▶ _PROBLEM TO WORK ON_:
Leave out the pictures; transcribe all else exactly.

▶ _THE INPUT_:
((

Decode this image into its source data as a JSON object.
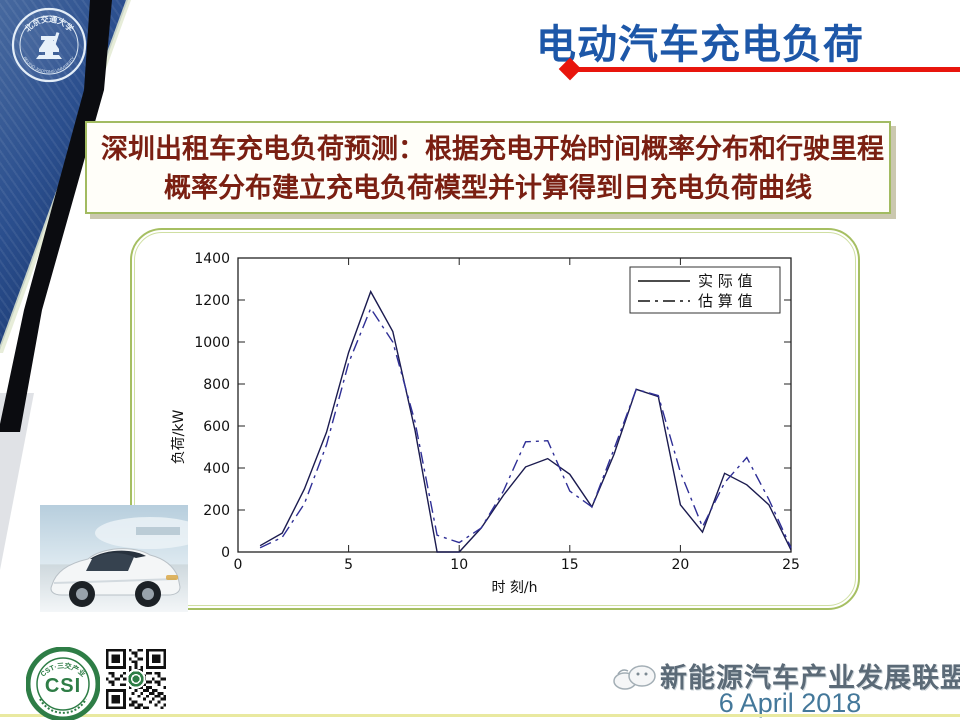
{
  "header": {
    "title": "电动汽车充电负荷",
    "title_color": "#1d57a8",
    "accent_color": "#e8150d"
  },
  "university_logo": {
    "top_arc_text": "北京交通大学",
    "bottom_arc_text": "BEIJING JIAOTONG UNIVERSITY"
  },
  "description": {
    "line1": "深圳出租车充电负荷预测：根据充电开始时间概率分布和行驶里程",
    "line2": "概率分布建立充电负荷模型并计算得到日充电负荷曲线",
    "text_color": "#7a1f12",
    "border_color": "#a2bb61"
  },
  "chart_data": {
    "type": "line",
    "title": "",
    "xlabel": "时 刻/h",
    "ylabel": "负荷/kW",
    "xlim": [
      0,
      25
    ],
    "ylim": [
      0,
      1400
    ],
    "xticks": [
      0,
      5,
      10,
      15,
      20,
      25
    ],
    "yticks": [
      0,
      200,
      400,
      600,
      800,
      1000,
      1200,
      1400
    ],
    "grid": false,
    "legend_position": "top-right",
    "x": [
      1,
      2,
      3,
      4,
      5,
      6,
      7,
      8,
      9,
      10,
      11,
      12,
      13,
      14,
      15,
      16,
      17,
      18,
      19,
      20,
      21,
      22,
      23,
      24,
      25
    ],
    "series": [
      {
        "name": "实际值",
        "label": "实 际 值",
        "line_style": "solid",
        "color": "#1b1b4f",
        "values": [
          30,
          90,
          300,
          570,
          950,
          1240,
          1050,
          580,
          0,
          0,
          115,
          270,
          405,
          445,
          370,
          215,
          465,
          775,
          740,
          225,
          95,
          375,
          320,
          225,
          10
        ]
      },
      {
        "name": "估算值",
        "label": "估 算 值",
        "line_style": "dash-dot",
        "color": "#2f2f96",
        "values": [
          20,
          70,
          230,
          510,
          900,
          1160,
          1000,
          620,
          80,
          45,
          115,
          290,
          525,
          530,
          290,
          215,
          490,
          775,
          745,
          380,
          120,
          330,
          450,
          250,
          20
        ]
      }
    ]
  },
  "footer": {
    "alliance": "新能源汽车产业发展联盟",
    "date": "6 April 2018",
    "csi_center_text": "CSI",
    "csi_ring_text": "CST·三交产业"
  }
}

))

▶ _SOLUTION_:
Decode this image into its source data as a JSON object.
{
  "header": {
    "title": "电动汽车充电负荷",
    "title_color": "#1d57a8",
    "accent_color": "#e8150d"
  },
  "university_logo": {
    "top_arc_text": "北京交通大学",
    "bottom_arc_text": "BEIJING JIAOTONG UNIVERSITY"
  },
  "description": {
    "line1": "深圳出租车充电负荷预测：根据充电开始时间概率分布和行驶里程",
    "line2": "概率分布建立充电负荷模型并计算得到日充电负荷曲线",
    "text_color": "#7a1f12",
    "border_color": "#a2bb61"
  },
  "chart_data": {
    "type": "line",
    "title": "",
    "xlabel": "时 刻/h",
    "ylabel": "负荷/kW",
    "xlim": [
      0,
      25
    ],
    "ylim": [
      0,
      1400
    ],
    "xticks": [
      0,
      5,
      10,
      15,
      20,
      25
    ],
    "yticks": [
      0,
      200,
      400,
      600,
      800,
      1000,
      1200,
      1400
    ],
    "grid": false,
    "legend_position": "top-right",
    "x": [
      1,
      2,
      3,
      4,
      5,
      6,
      7,
      8,
      9,
      10,
      11,
      12,
      13,
      14,
      15,
      16,
      17,
      18,
      19,
      20,
      21,
      22,
      23,
      24,
      25
    ],
    "series": [
      {
        "name": "实际值",
        "label": "实 际 值",
        "line_style": "solid",
        "color": "#1b1b4f",
        "values": [
          30,
          90,
          300,
          570,
          950,
          1240,
          1050,
          580,
          0,
          0,
          115,
          270,
          405,
          445,
          370,
          215,
          465,
          775,
          740,
          225,
          95,
          375,
          320,
          225,
          10
        ]
      },
      {
        "name": "估算值",
        "label": "估 算 值",
        "line_style": "dash-dot",
        "color": "#2f2f96",
        "values": [
          20,
          70,
          230,
          510,
          900,
          1160,
          1000,
          620,
          80,
          45,
          115,
          290,
          525,
          530,
          290,
          215,
          490,
          775,
          745,
          380,
          120,
          330,
          450,
          250,
          20
        ]
      }
    ]
  },
  "footer": {
    "alliance": "新能源汽车产业发展联盟",
    "date": "6 April 2018",
    "csi_center_text": "CSI",
    "csi_ring_text": "CST·三交产业"
  }
}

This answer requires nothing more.